*WHAT IS NEEDED*. Return a copy of each line that holds the string "best".
::: DATA SUPPLIED
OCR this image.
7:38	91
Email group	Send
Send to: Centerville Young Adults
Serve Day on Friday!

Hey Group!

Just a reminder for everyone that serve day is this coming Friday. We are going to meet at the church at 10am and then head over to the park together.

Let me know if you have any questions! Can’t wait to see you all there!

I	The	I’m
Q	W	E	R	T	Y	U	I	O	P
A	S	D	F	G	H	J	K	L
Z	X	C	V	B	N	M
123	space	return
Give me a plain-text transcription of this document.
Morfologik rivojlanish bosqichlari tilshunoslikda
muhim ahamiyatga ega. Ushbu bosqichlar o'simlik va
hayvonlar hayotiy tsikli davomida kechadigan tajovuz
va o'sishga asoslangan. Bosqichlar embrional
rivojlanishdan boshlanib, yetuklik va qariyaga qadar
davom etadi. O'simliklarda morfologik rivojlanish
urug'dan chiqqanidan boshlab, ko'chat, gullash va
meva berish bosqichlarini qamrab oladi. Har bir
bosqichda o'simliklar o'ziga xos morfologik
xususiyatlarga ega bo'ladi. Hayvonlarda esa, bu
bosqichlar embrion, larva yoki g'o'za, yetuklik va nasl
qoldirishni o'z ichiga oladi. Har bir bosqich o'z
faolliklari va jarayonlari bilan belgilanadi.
::::::
::: DATA SUPPLIED
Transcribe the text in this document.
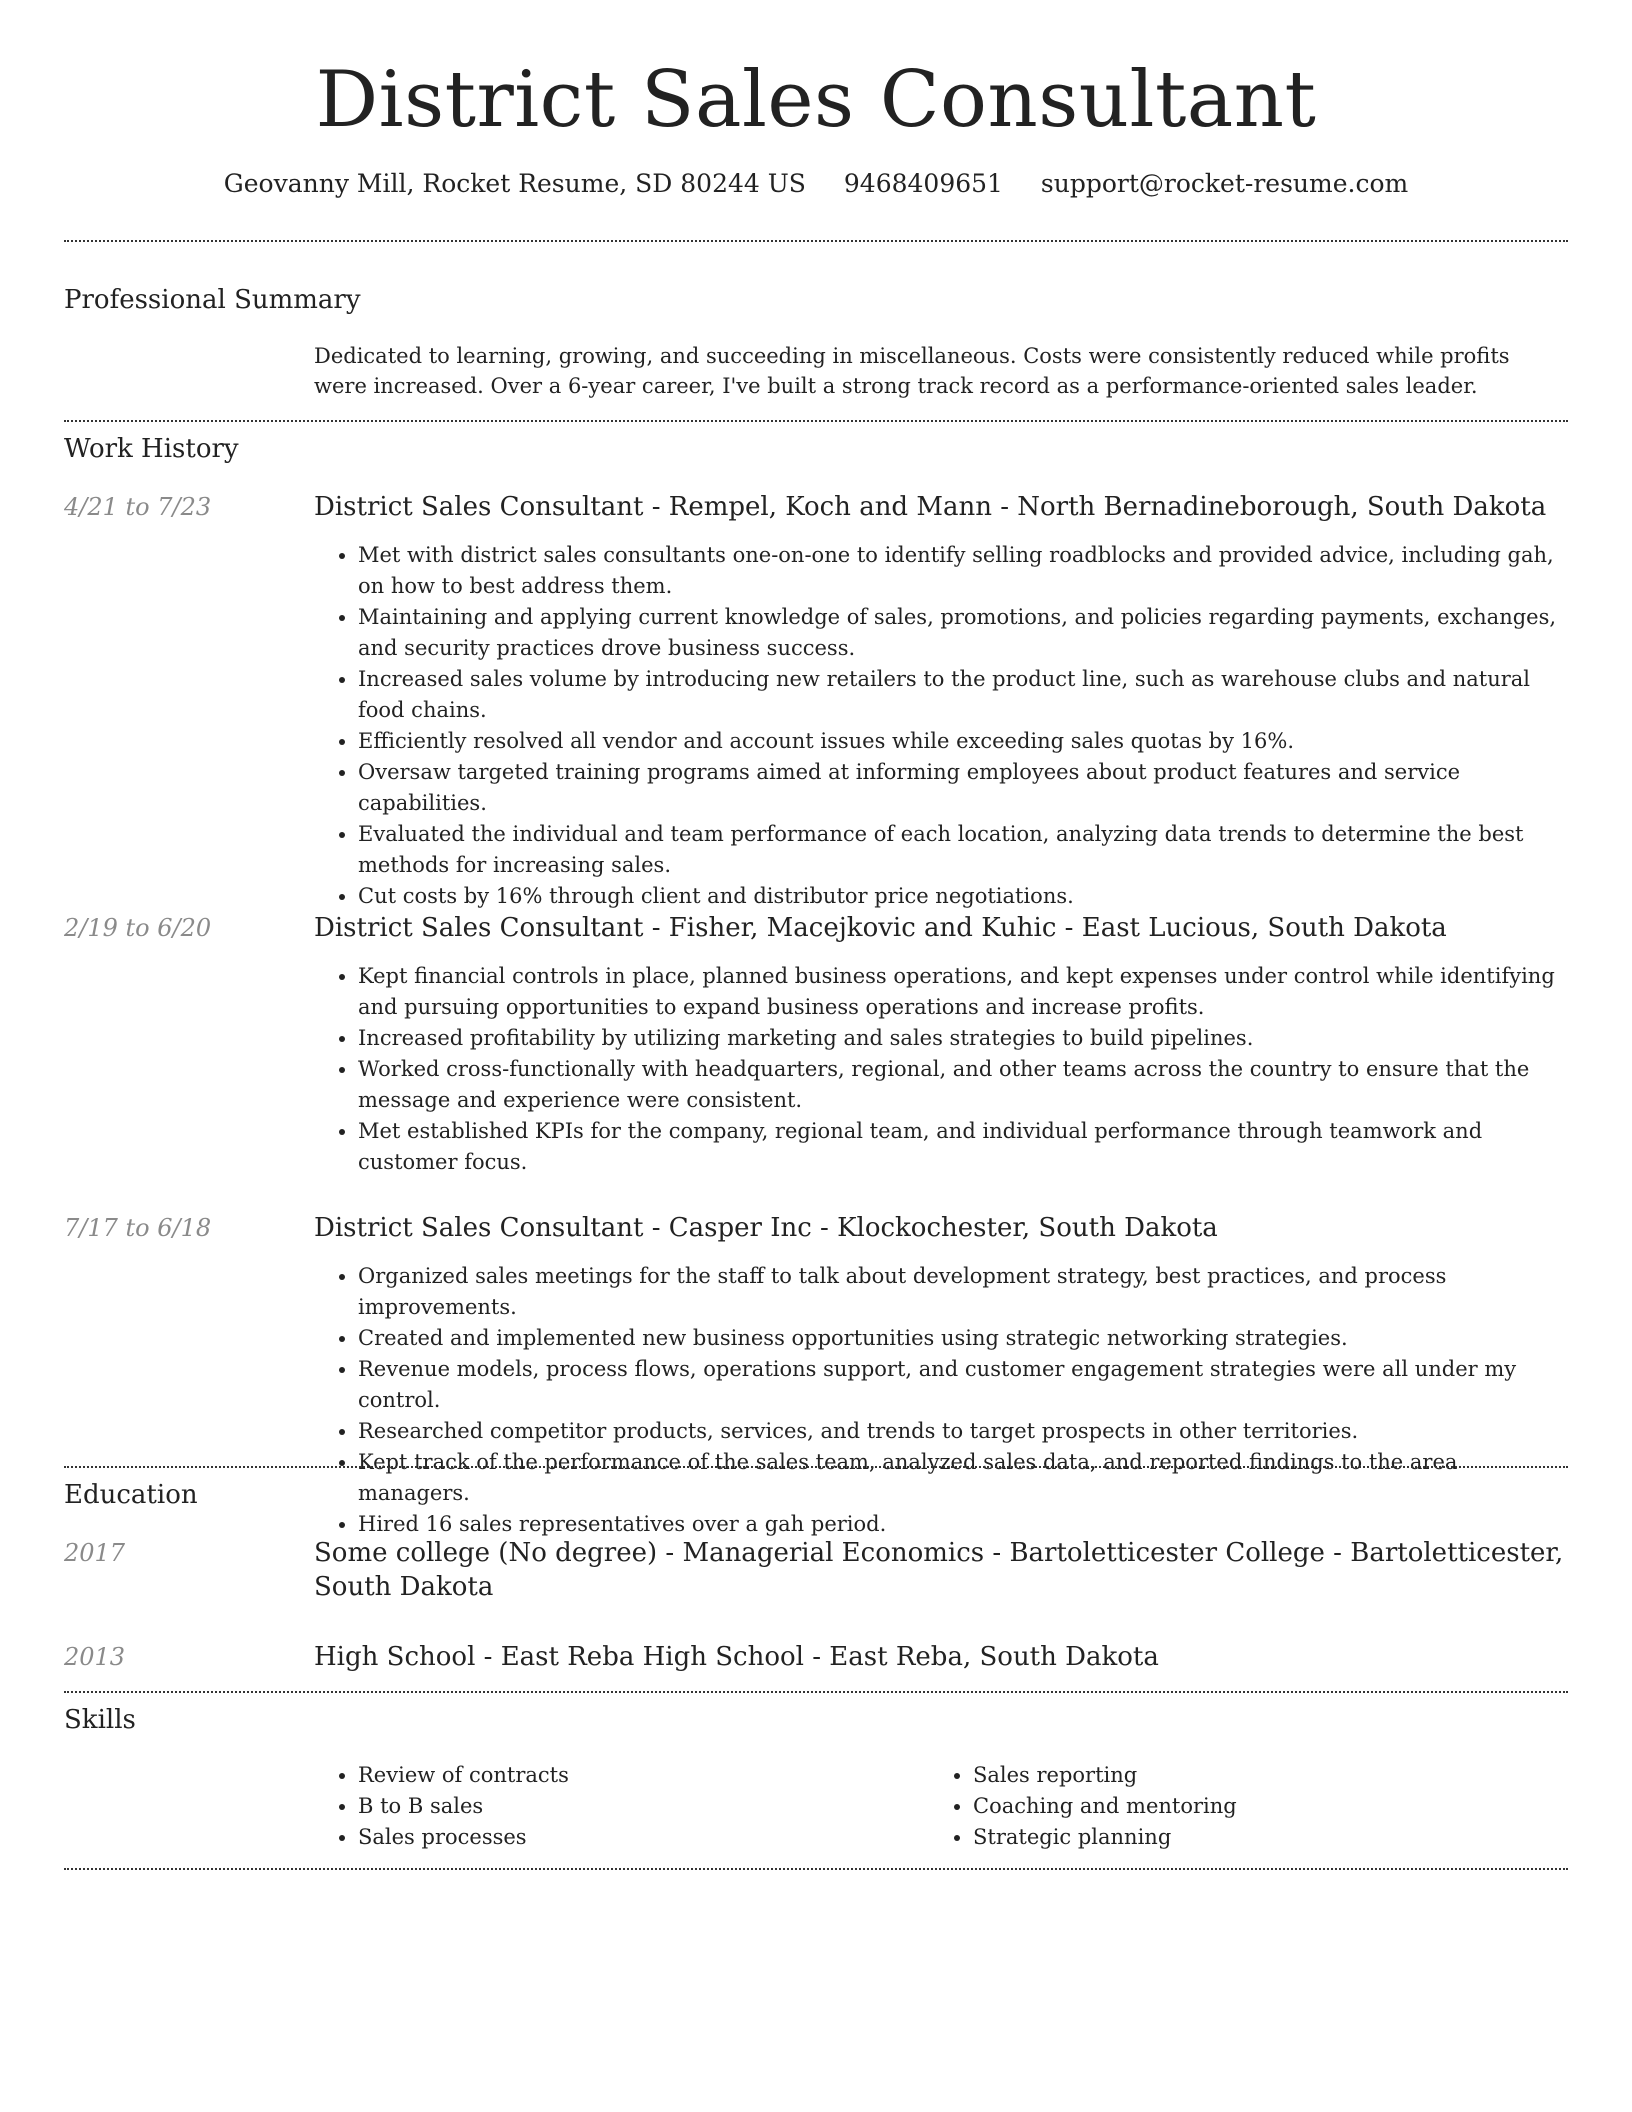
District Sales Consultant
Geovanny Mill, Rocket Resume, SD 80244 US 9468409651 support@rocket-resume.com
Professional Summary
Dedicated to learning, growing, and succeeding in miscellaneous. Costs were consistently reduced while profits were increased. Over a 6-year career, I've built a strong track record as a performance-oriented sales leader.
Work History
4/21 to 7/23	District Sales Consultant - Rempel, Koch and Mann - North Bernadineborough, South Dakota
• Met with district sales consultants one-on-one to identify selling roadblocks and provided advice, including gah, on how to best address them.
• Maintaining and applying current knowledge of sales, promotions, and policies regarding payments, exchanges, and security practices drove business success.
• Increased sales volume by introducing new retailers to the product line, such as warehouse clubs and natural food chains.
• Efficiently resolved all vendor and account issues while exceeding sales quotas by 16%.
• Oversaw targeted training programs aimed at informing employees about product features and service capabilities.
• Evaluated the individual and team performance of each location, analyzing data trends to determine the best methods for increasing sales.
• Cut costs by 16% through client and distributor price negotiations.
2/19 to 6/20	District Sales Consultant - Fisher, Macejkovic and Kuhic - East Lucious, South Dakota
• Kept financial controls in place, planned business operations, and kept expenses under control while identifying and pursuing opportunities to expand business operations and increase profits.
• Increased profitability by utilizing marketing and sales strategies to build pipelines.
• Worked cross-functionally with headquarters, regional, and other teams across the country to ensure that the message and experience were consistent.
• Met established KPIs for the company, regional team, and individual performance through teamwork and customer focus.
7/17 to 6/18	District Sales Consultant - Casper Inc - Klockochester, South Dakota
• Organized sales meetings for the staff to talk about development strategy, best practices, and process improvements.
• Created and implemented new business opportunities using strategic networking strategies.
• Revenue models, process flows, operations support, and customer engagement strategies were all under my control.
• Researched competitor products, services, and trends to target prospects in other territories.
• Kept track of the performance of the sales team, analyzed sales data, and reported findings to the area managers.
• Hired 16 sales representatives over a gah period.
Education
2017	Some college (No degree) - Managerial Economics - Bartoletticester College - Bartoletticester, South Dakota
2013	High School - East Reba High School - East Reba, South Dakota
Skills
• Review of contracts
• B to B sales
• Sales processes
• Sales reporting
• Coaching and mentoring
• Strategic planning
::::::
::: DATA SUPPLIED
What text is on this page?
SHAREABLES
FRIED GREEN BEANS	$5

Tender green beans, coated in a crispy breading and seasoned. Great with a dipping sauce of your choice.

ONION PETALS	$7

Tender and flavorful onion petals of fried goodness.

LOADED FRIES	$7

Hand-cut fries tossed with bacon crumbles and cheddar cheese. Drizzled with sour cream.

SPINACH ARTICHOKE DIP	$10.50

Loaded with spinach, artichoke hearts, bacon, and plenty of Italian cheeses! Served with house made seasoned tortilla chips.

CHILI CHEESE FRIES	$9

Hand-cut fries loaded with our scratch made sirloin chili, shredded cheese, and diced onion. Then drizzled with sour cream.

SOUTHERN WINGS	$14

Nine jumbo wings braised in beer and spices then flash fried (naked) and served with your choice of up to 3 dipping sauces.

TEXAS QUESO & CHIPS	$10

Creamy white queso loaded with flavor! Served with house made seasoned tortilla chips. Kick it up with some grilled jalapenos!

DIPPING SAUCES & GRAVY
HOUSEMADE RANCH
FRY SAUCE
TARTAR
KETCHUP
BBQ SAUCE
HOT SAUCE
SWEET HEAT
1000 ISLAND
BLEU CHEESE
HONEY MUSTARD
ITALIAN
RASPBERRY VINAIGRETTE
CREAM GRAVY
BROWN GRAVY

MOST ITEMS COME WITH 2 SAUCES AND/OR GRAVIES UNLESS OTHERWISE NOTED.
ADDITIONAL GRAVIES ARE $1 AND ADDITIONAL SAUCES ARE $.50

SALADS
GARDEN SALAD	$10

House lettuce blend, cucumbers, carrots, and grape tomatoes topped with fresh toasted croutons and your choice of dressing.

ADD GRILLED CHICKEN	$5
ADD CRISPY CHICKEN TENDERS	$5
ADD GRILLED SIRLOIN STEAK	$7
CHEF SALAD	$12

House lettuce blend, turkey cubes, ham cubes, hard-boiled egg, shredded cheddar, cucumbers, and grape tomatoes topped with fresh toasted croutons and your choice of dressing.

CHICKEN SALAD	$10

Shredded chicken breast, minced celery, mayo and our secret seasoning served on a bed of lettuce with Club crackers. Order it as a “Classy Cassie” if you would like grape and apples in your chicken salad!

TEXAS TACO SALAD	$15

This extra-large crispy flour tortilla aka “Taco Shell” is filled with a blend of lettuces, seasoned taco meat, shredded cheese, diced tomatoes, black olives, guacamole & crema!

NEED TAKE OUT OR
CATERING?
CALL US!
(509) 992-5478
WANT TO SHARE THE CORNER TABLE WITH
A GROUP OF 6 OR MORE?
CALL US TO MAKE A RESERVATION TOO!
::::::
*THE COMPLETED TASK*.
• Met with district sales consultants one-on-one to identify selling roadblocks and provided advice, including gah, on how to best address them.
• Evaluated the individual and team performance of each location, analyzing data trends to determine the best methods for increasing sales.
• Organized sales meetings for the staff to talk about development strategy, best practices, and process improvements.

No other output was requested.